Exercise details: Pick out every line with the word "Hälfte" and copy it.
:::
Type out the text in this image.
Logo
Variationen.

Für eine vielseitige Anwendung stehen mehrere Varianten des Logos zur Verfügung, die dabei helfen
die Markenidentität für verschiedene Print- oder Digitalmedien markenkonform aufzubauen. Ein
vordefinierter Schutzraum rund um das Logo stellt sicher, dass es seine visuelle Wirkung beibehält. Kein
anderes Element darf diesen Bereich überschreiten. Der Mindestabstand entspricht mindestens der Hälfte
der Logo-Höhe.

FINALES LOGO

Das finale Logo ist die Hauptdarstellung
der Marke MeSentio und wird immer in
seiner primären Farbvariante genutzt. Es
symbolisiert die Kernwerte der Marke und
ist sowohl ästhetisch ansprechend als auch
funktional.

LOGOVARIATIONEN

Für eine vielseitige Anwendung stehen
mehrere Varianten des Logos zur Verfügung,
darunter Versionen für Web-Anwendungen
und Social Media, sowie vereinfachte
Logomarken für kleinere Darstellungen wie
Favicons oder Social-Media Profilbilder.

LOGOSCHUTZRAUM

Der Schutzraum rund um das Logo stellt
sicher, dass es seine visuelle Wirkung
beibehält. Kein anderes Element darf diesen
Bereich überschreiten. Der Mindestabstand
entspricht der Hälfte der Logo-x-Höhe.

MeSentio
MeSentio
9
:::
Response for this exercise:
anderes Element darf diesen Bereich überschreiten. Der Mindestabstand entspricht mindestens der Hälfte
entspricht der Hälfte der Logo-x-Höhe.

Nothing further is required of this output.